WRITTEN TASK:
Extract all data as written.

------ MATERIAL FOR THIS TASK

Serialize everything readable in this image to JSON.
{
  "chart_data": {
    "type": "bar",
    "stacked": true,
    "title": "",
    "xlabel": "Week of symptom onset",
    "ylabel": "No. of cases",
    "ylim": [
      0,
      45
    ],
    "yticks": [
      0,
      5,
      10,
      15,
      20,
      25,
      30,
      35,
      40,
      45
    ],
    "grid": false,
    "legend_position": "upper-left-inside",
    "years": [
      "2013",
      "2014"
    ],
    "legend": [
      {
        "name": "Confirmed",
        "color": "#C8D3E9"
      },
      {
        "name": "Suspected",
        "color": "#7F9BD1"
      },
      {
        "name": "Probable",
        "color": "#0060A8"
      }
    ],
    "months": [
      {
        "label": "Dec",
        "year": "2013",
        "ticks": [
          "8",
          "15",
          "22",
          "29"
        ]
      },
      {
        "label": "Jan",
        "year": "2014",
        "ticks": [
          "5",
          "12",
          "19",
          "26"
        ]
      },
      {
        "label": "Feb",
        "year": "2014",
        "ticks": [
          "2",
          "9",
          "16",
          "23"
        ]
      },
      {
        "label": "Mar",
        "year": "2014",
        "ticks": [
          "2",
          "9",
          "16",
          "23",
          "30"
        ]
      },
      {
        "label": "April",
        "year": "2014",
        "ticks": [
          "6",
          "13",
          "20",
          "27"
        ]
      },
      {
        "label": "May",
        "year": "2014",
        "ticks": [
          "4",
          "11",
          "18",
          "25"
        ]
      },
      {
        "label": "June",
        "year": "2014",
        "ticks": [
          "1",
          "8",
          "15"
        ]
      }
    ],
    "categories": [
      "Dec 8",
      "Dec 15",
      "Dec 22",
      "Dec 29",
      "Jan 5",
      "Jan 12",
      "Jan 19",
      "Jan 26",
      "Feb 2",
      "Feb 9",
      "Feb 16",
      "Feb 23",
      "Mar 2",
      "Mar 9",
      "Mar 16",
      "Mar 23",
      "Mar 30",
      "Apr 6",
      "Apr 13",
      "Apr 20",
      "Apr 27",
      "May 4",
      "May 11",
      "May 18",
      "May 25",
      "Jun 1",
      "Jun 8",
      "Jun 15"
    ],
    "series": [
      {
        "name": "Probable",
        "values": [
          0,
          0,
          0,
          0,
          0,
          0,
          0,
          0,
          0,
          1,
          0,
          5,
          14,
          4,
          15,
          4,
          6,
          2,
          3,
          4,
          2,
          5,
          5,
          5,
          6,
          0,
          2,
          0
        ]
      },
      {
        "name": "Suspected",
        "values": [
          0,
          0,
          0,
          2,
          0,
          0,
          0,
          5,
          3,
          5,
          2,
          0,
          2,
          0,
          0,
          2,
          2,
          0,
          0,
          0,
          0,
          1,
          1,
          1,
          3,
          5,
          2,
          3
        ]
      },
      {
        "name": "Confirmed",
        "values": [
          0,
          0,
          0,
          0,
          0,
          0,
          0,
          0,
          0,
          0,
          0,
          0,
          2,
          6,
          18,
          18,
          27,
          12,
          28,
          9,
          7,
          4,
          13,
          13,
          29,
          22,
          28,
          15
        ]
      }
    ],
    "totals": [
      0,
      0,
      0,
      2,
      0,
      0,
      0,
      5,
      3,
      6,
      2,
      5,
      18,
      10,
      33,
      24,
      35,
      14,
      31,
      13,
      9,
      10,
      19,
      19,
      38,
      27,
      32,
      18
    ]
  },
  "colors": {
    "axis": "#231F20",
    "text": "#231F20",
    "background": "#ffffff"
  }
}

------------

EXPECTED ANSWER:
Serialize everything readable in this image to JSON.
{
  "chart_data": {
    "type": "bar",
    "stacked": true,
    "title": "",
    "xlabel": "Week of symptom onset",
    "ylabel": "No. of cases",
    "ylim": [
      0,
      45
    ],
    "yticks": [
      0,
      5,
      10,
      15,
      20,
      25,
      30,
      35,
      40,
      45
    ],
    "grid": false,
    "legend_position": "upper-left-inside",
    "years": [
      "2013",
      "2014"
    ],
    "legend": [
      {
        "name": "Confirmed",
        "color": "#C8D3E9"
      },
      {
        "name": "Suspected",
        "color": "#7F9BD1"
      },
      {
        "name": "Probable",
        "color": "#0060A8"
      }
    ],
    "months": [
      {
        "label": "Dec",
        "year": "2013",
        "ticks": [
          "8",
          "15",
          "22",
          "29"
        ]
      },
      {
        "label": "Jan",
        "year": "2014",
        "ticks": [
          "5",
          "12",
          "19",
          "26"
        ]
      },
      {
        "label": "Feb",
        "year": "2014",
        "ticks": [
          "2",
          "9",
          "16",
          "23"
        ]
      },
      {
        "label": "Mar",
        "year": "2014",
        "ticks": [
          "2",
          "9",
          "16",
          "23",
          "30"
        ]
      },
      {
        "label": "April",
        "year": "2014",
        "ticks": [
          "6",
          "13",
          "20",
          "27"
        ]
      },
      {
        "label": "May",
        "year": "2014",
        "ticks": [
          "4",
          "11",
          "18",
          "25"
        ]
      },
      {
        "label": "June",
        "year": "2014",
        "ticks": [
          "1",
          "8",
          "15"
        ]
      }
    ],
    "categories": [
      "Dec 8",
      "Dec 15",
      "Dec 22",
      "Dec 29",
      "Jan 5",
      "Jan 12",
      "Jan 19",
      "Jan 26",
      "Feb 2",
      "Feb 9",
      "Feb 16",
      "Feb 23",
      "Mar 2",
      "Mar 9",
      "Mar 16",
      "Mar 23",
      "Mar 30",
      "Apr 6",
      "Apr 13",
      "Apr 20",
      "Apr 27",
      "May 4",
      "May 11",
      "May 18",
      "May 25",
      "Jun 1",
      "Jun 8",
      "Jun 15"
    ],
    "series": [
      {
        "name": "Probable",
        "values": [
          0,
          0,
          0,
          0,
          0,
          0,
          0,
          0,
          0,
          1,
          0,
          5,
          14,
          4,
          15,
          4,
          6,
          2,
          3,
          4,
          2,
          5,
          5,
          5,
          6,
          0,
          2,
          0
        ]
      },
      {
        "name": "Suspected",
        "values": [
          0,
          0,
          0,
          2,
          0,
          0,
          0,
          5,
          3,
          5,
          2,
          0,
          2,
          0,
          0,
          2,
          2,
          0,
          0,
          0,
          0,
          1,
          1,
          1,
          3,
          5,
          2,
          3
        ]
      },
      {
        "name": "Confirmed",
        "values": [
          0,
          0,
          0,
          0,
          0,
          0,
          0,
          0,
          0,
          0,
          0,
          0,
          2,
          6,
          18,
          18,
          27,
          12,
          28,
          9,
          7,
          4,
          13,
          13,
          29,
          22,
          28,
          15
        ]
      }
    ],
    "totals": [
      0,
      0,
      0,
      2,
      0,
      0,
      0,
      5,
      3,
      6,
      2,
      5,
      18,
      10,
      33,
      24,
      35,
      14,
      31,
      13,
      9,
      10,
      19,
      19,
      38,
      27,
      32,
      18
    ]
  },
  "colors": {
    "axis": "#231F20",
    "text": "#231F20",
    "background": "#ffffff"
  }
}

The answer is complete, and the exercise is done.